• WHAT IS BEING ASKED:
In the listing below, locate the lines that hold "panel" and copy them.

• SOURCE MATERIAL:
# # # # #

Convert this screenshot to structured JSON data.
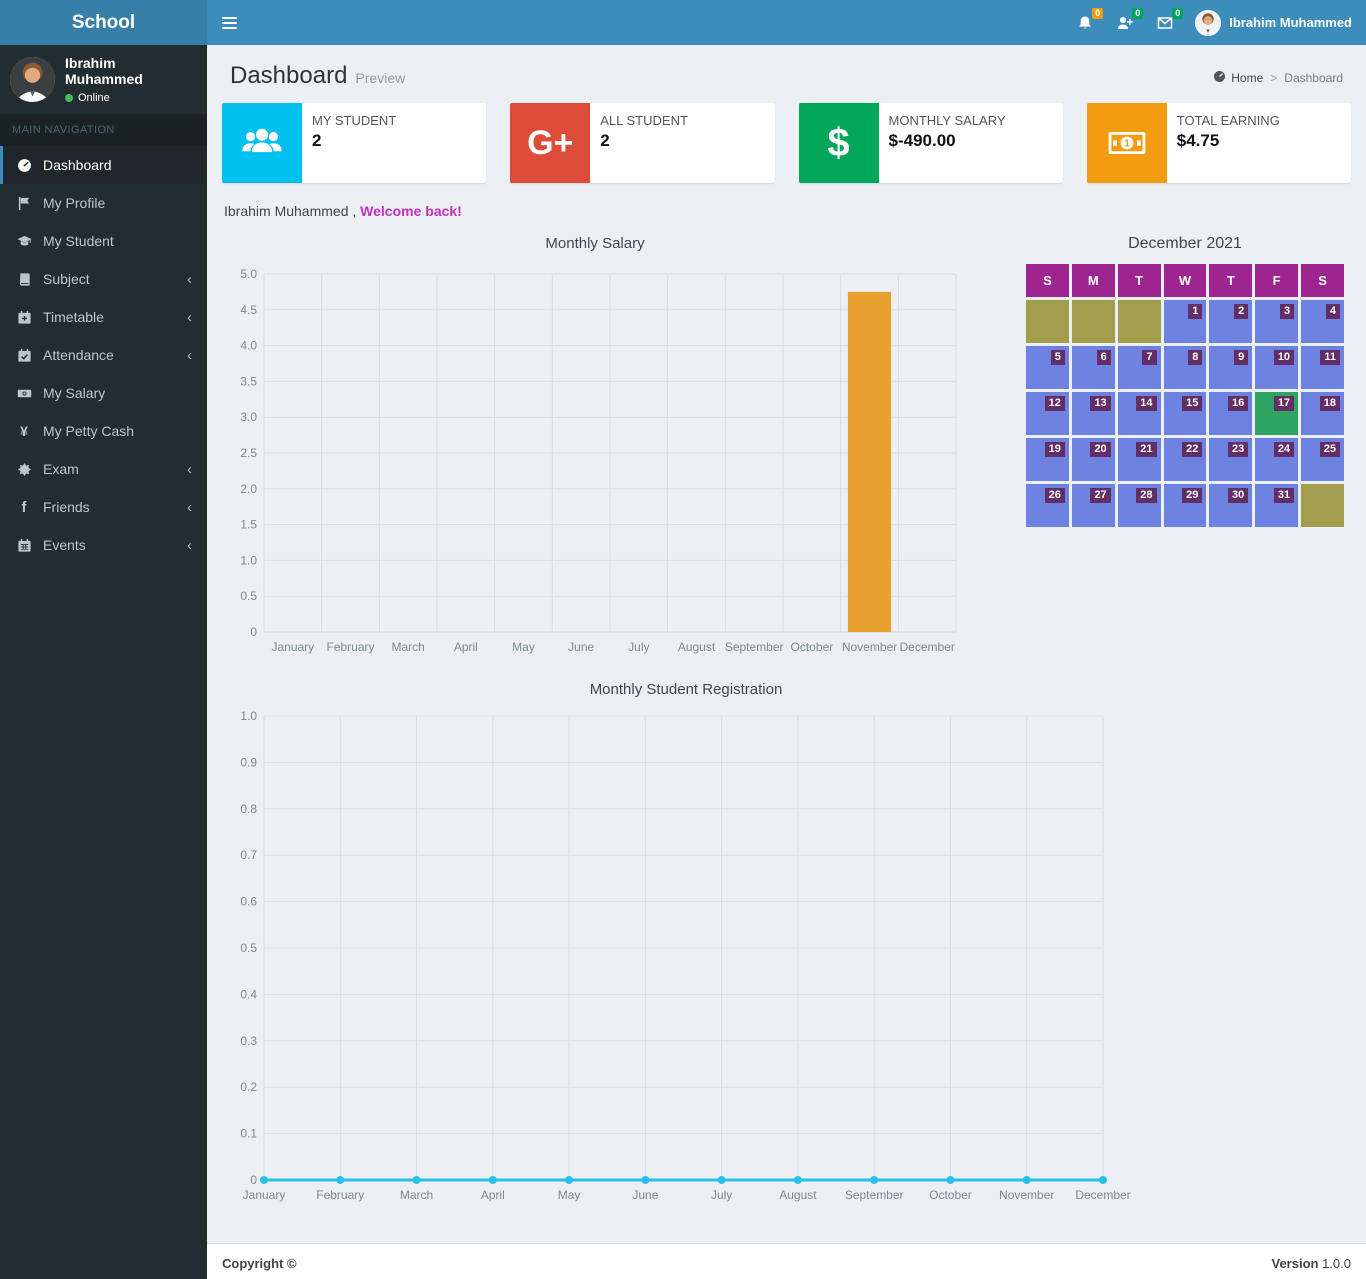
{
  "app": {
    "brand": "School"
  },
  "navbar": {
    "user_name": "Ibrahim Muhammed",
    "badges": [
      {
        "name": "notifications",
        "count": "0",
        "color": "#f39c12"
      },
      {
        "name": "friend-requests",
        "count": "0",
        "color": "#00a65a"
      },
      {
        "name": "messages",
        "count": "0",
        "color": "#00a65a"
      }
    ]
  },
  "sidebar": {
    "user": {
      "name": "Ibrahim Muhammed",
      "status": "Online"
    },
    "section_label": "MAIN NAVIGATION",
    "items": [
      {
        "label": "Dashboard"
      },
      {
        "label": "My Profile"
      },
      {
        "label": "My Student"
      },
      {
        "label": "Subject"
      },
      {
        "label": "Timetable"
      },
      {
        "label": "Attendance"
      },
      {
        "label": "My Salary"
      },
      {
        "label": "My Petty Cash"
      },
      {
        "label": "Exam"
      },
      {
        "label": "Friends"
      },
      {
        "label": "Events"
      }
    ],
    "chevron": "‹"
  },
  "page": {
    "title": "Dashboard",
    "subtitle": "Preview",
    "breadcrumb": {
      "home": "Home",
      "current": "Dashboard"
    }
  },
  "welcome": {
    "name": "Ibrahim Muhammed ,",
    "message": "Welcome back!"
  },
  "info_boxes": [
    {
      "label": "MY STUDENT",
      "value": "2",
      "color": "#00c0ef",
      "icon": "users-icon"
    },
    {
      "label": "ALL STUDENT",
      "value": "2",
      "color": "#dd4b39",
      "icon": "google-plus-icon",
      "glyph": "G+"
    },
    {
      "label": "MONTHLY SALARY",
      "value": "$-490.00",
      "color": "#00a65a",
      "icon": "dollar-icon",
      "glyph": "$"
    },
    {
      "label": "TOTAL EARNING",
      "value": "$4.75",
      "color": "#f39c12",
      "icon": "money-icon"
    }
  ],
  "chart_data": [
    {
      "type": "bar",
      "title": "Monthly Salary",
      "categories": [
        "January",
        "February",
        "March",
        "April",
        "May",
        "June",
        "July",
        "August",
        "September",
        "October",
        "November",
        "December"
      ],
      "values": [
        0,
        0,
        0,
        0,
        0,
        0,
        0,
        0,
        0,
        0,
        4.75,
        0
      ],
      "xlabel": "",
      "ylabel": "",
      "ylim": [
        0,
        5
      ],
      "ytick_step": 0.5,
      "bar_color": "#e8a02e",
      "grid": true,
      "legend": "none"
    },
    {
      "type": "line",
      "title": "Monthly Student Registration",
      "categories": [
        "January",
        "February",
        "March",
        "April",
        "May",
        "June",
        "July",
        "August",
        "September",
        "October",
        "November",
        "December"
      ],
      "values": [
        0,
        0,
        0,
        0,
        0,
        0,
        0,
        0,
        0,
        0,
        0,
        0
      ],
      "xlabel": "",
      "ylabel": "",
      "ylim": [
        0,
        1
      ],
      "ytick_step": 0.1,
      "line_color": "#29c0e8",
      "grid": true,
      "legend": "none"
    }
  ],
  "calendar": {
    "title": "December 2021",
    "day_headers": [
      "S",
      "M",
      "T",
      "W",
      "T",
      "F",
      "S"
    ],
    "weeks": [
      [
        {
          "type": "empty"
        },
        {
          "type": "empty"
        },
        {
          "type": "empty"
        },
        {
          "day": "1",
          "type": "day"
        },
        {
          "day": "2",
          "type": "day"
        },
        {
          "day": "3",
          "type": "day"
        },
        {
          "day": "4",
          "type": "day"
        }
      ],
      [
        {
          "day": "5",
          "type": "day"
        },
        {
          "day": "6",
          "type": "day"
        },
        {
          "day": "7",
          "type": "day"
        },
        {
          "day": "8",
          "type": "day"
        },
        {
          "day": "9",
          "type": "day"
        },
        {
          "day": "10",
          "type": "day"
        },
        {
          "day": "11",
          "type": "day"
        }
      ],
      [
        {
          "day": "12",
          "type": "day"
        },
        {
          "day": "13",
          "type": "day"
        },
        {
          "day": "14",
          "type": "day"
        },
        {
          "day": "15",
          "type": "day"
        },
        {
          "day": "16",
          "type": "day"
        },
        {
          "day": "17",
          "type": "today"
        },
        {
          "day": "18",
          "type": "day"
        }
      ],
      [
        {
          "day": "19",
          "type": "day"
        },
        {
          "day": "20",
          "type": "day"
        },
        {
          "day": "21",
          "type": "day"
        },
        {
          "day": "22",
          "type": "day"
        },
        {
          "day": "23",
          "type": "day"
        },
        {
          "day": "24",
          "type": "day"
        },
        {
          "day": "25",
          "type": "day"
        }
      ],
      [
        {
          "day": "26",
          "type": "day"
        },
        {
          "day": "27",
          "type": "day"
        },
        {
          "day": "28",
          "type": "day"
        },
        {
          "day": "29",
          "type": "day"
        },
        {
          "day": "30",
          "type": "day"
        },
        {
          "day": "31",
          "type": "day"
        },
        {
          "type": "empty"
        }
      ]
    ],
    "colors": {
      "header_bg": "#9e2590",
      "day_bg": "#6e82e2",
      "empty_bg": "#a39e4e",
      "today_bg": "#2ea362",
      "badge_bg": "#632d66"
    }
  },
  "footer": {
    "copyright": "Copyright ©",
    "version_label": "Version",
    "version": "1.0.0"
  }
}
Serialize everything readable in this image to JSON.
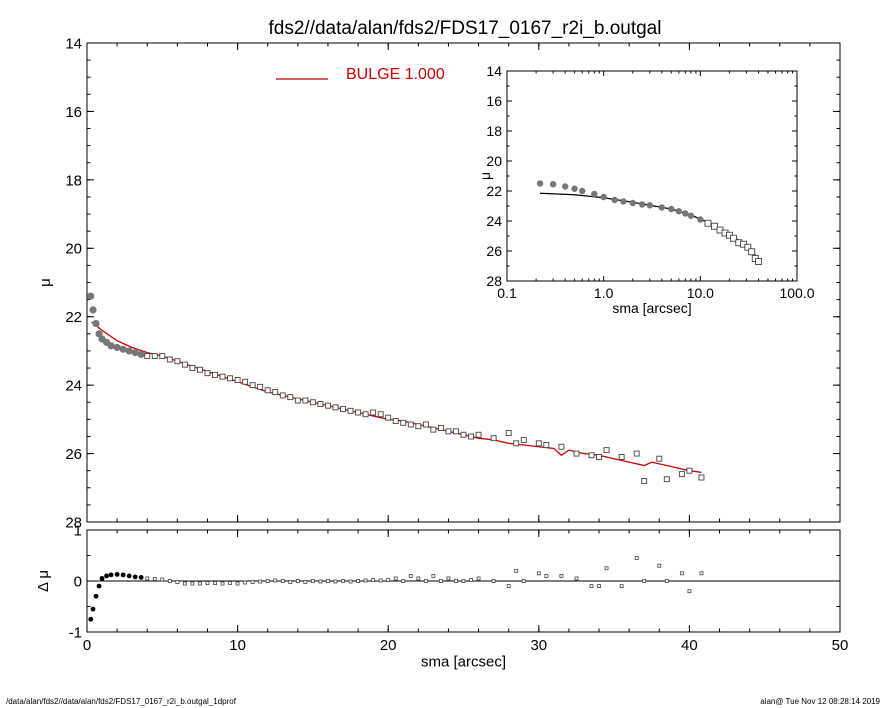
{
  "title": "fds2//data/alan/fds2/FDS17_0167_r2i_b.outgal",
  "footer_left": "/data/alan/fds2//data/alan/fds2/FDS17_0167_r2i_b.outgal_1dprof",
  "footer_right": "alan@  Tue Nov 12 08:28:14 2019",
  "colors": {
    "model": "#cc0000",
    "data": "#444444",
    "axis": "#000000"
  },
  "chart_data": [
    {
      "type": "scatter",
      "panel": "main",
      "xlabel": "sma [arcsec]",
      "ylabel": "μ",
      "xlim": [
        0,
        50
      ],
      "ylim": [
        28,
        14
      ],
      "y_inverted": true,
      "xticks": [
        "0",
        "10",
        "20",
        "30",
        "40",
        "50"
      ],
      "yticks": [
        "14",
        "16",
        "18",
        "20",
        "22",
        "24",
        "26",
        "28"
      ],
      "legend": {
        "label": "BULGE  1.000",
        "placement": "top"
      },
      "series": [
        {
          "name": "BULGE  1.000",
          "role": "model",
          "x": [
            0.3,
            1,
            2,
            3,
            4,
            5,
            6,
            7,
            8,
            9,
            10,
            11,
            12,
            13,
            14,
            15,
            16,
            17,
            18,
            19,
            20,
            21,
            22,
            23,
            24,
            25,
            26,
            27,
            28,
            29,
            30,
            31,
            31.5,
            32,
            33,
            34,
            35,
            36,
            37,
            37.5,
            38,
            39,
            40,
            40.8
          ],
          "y": [
            22.15,
            22.4,
            22.7,
            22.9,
            23.05,
            23.15,
            23.3,
            23.45,
            23.6,
            23.75,
            23.9,
            24.05,
            24.2,
            24.3,
            24.4,
            24.5,
            24.6,
            24.7,
            24.8,
            24.9,
            25.0,
            25.05,
            25.15,
            25.25,
            25.35,
            25.45,
            25.55,
            25.6,
            25.7,
            25.75,
            25.8,
            25.85,
            26.05,
            25.9,
            26.0,
            26.05,
            26.15,
            26.25,
            26.35,
            26.25,
            26.3,
            26.4,
            26.5,
            26.55
          ]
        },
        {
          "name": "",
          "role": "data",
          "x": [
            0.25,
            0.4,
            0.6,
            0.8,
            1.0,
            1.3,
            1.6,
            2.0,
            2.4,
            2.8,
            3.2,
            3.6,
            4.0,
            4.5,
            5.0,
            5.5,
            6.0,
            6.5,
            7.0,
            7.5,
            8.0,
            8.5,
            9.0,
            9.5,
            10.0,
            10.5,
            11.0,
            11.5,
            12.0,
            12.5,
            13.0,
            13.5,
            14.0,
            14.5,
            15.0,
            15.5,
            16.0,
            16.5,
            17.0,
            17.5,
            18.0,
            18.5,
            19.0,
            19.5,
            20.0,
            20.5,
            21.0,
            21.5,
            22.0,
            22.5,
            23.0,
            23.5,
            24.0,
            24.5,
            25.0,
            25.5,
            26.0,
            27.0,
            28.0,
            28.5,
            29.0,
            30.0,
            30.5,
            31.5,
            32.5,
            33.5,
            34.0,
            34.5,
            35.5,
            36.5,
            37.0,
            38.0,
            38.5,
            39.5,
            40.0,
            40.8
          ],
          "y": [
            21.4,
            21.8,
            22.2,
            22.5,
            22.65,
            22.75,
            22.85,
            22.9,
            22.95,
            23.0,
            23.05,
            23.1,
            23.15,
            23.15,
            23.15,
            23.25,
            23.3,
            23.4,
            23.5,
            23.55,
            23.65,
            23.7,
            23.75,
            23.8,
            23.85,
            23.9,
            24.0,
            24.05,
            24.15,
            24.2,
            24.3,
            24.35,
            24.45,
            24.45,
            24.5,
            24.55,
            24.6,
            24.65,
            24.7,
            24.75,
            24.8,
            24.85,
            24.8,
            24.85,
            24.95,
            25.05,
            25.1,
            25.15,
            25.2,
            25.15,
            25.3,
            25.25,
            25.35,
            25.35,
            25.45,
            25.5,
            25.45,
            25.55,
            25.4,
            25.7,
            25.6,
            25.7,
            25.75,
            25.8,
            26.0,
            26.05,
            26.1,
            25.9,
            26.1,
            26.0,
            26.8,
            26.15,
            26.75,
            26.6,
            26.5,
            26.7
          ]
        }
      ]
    },
    {
      "type": "scatter",
      "panel": "residual",
      "xlabel": "sma [arcsec]",
      "ylabel": "Δ μ",
      "xlim": [
        0,
        50
      ],
      "ylim": [
        -1,
        1
      ],
      "xticks": [
        "0",
        "10",
        "20",
        "30",
        "40",
        "50"
      ],
      "yticks": [
        "-1",
        "0",
        "1"
      ],
      "zero_line": true,
      "series": [
        {
          "name": "",
          "role": "residual",
          "x": [
            0.25,
            0.4,
            0.6,
            0.8,
            1.0,
            1.3,
            1.6,
            2.0,
            2.4,
            2.8,
            3.2,
            3.6,
            4.0,
            4.5,
            5.0,
            5.5,
            6.0,
            6.5,
            7.0,
            7.5,
            8.0,
            8.5,
            9.0,
            9.5,
            10.0,
            10.5,
            11.0,
            11.5,
            12.0,
            12.5,
            13.0,
            13.5,
            14.0,
            14.5,
            15.0,
            15.5,
            16.0,
            16.5,
            17.0,
            17.5,
            18.0,
            18.5,
            19.0,
            19.5,
            20.0,
            20.5,
            21.0,
            21.5,
            22.0,
            22.5,
            23.0,
            23.5,
            24.0,
            24.5,
            25.0,
            25.5,
            26.0,
            27.0,
            28.0,
            28.5,
            29.0,
            30.0,
            30.5,
            31.5,
            32.5,
            33.5,
            34.0,
            34.5,
            35.5,
            36.5,
            37.0,
            38.0,
            38.5,
            39.5,
            40.0,
            40.8
          ],
          "y": [
            -0.75,
            -0.55,
            -0.3,
            -0.1,
            0.05,
            0.1,
            0.12,
            0.13,
            0.12,
            0.1,
            0.08,
            0.07,
            0.05,
            0.04,
            0.03,
            0.0,
            -0.02,
            -0.05,
            -0.05,
            -0.05,
            -0.04,
            -0.04,
            -0.05,
            -0.04,
            -0.05,
            -0.03,
            -0.02,
            -0.01,
            0.0,
            0.01,
            0.0,
            -0.02,
            0.0,
            -0.02,
            0.0,
            -0.01,
            0.0,
            -0.01,
            0.0,
            -0.01,
            0.0,
            0.01,
            0.02,
            0.01,
            0.02,
            0.05,
            0.0,
            0.1,
            0.05,
            0.0,
            0.1,
            0.0,
            0.05,
            0.0,
            0.0,
            0.02,
            0.05,
            0.0,
            -0.1,
            0.2,
            0.0,
            0.15,
            0.1,
            0.1,
            0.05,
            -0.1,
            -0.1,
            0.25,
            -0.1,
            0.45,
            0.0,
            0.3,
            0.0,
            0.15,
            -0.2,
            0.15
          ]
        }
      ]
    },
    {
      "type": "scatter",
      "panel": "inset",
      "xlabel": "sma [arcsec]",
      "ylabel": "μ",
      "xscale": "log",
      "xlim": [
        0.1,
        100
      ],
      "ylim": [
        28,
        14
      ],
      "y_inverted": true,
      "xticks": [
        "0.1",
        "1.0",
        "10.0",
        "100.0"
      ],
      "yticks": [
        "14",
        "16",
        "18",
        "20",
        "22",
        "24",
        "26",
        "28"
      ],
      "series": [
        {
          "name": "",
          "role": "model",
          "x": [
            0.22,
            0.5,
            1.0,
            2.0,
            3.0,
            5.0,
            8.0,
            12.0,
            18.0,
            25.0,
            32.0,
            40.0
          ],
          "y": [
            22.15,
            22.25,
            22.45,
            22.75,
            22.95,
            23.2,
            23.6,
            24.1,
            24.7,
            25.3,
            25.85,
            26.5
          ]
        },
        {
          "name": "",
          "role": "data",
          "x": [
            0.22,
            0.3,
            0.4,
            0.5,
            0.6,
            0.8,
            1.0,
            1.3,
            1.6,
            2.0,
            2.5,
            3.0,
            4.0,
            5.0,
            6.0,
            7.0,
            8.0,
            10.0,
            12.0,
            14.0,
            16.0,
            18.0,
            20.0,
            22.0,
            25.0,
            28.0,
            31.0,
            34.0,
            37.0,
            40.0
          ],
          "y": [
            21.5,
            21.55,
            21.7,
            21.85,
            22.0,
            22.2,
            22.4,
            22.6,
            22.7,
            22.8,
            22.9,
            22.95,
            23.1,
            23.2,
            23.35,
            23.5,
            23.65,
            23.9,
            24.15,
            24.35,
            24.6,
            24.8,
            24.95,
            25.15,
            25.45,
            25.55,
            25.75,
            26.05,
            26.5,
            26.7
          ]
        }
      ]
    }
  ]
}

# # # # #

• THE RESULT:
      "panel": "main",
      "panel": "residual",
      "panel": "inset",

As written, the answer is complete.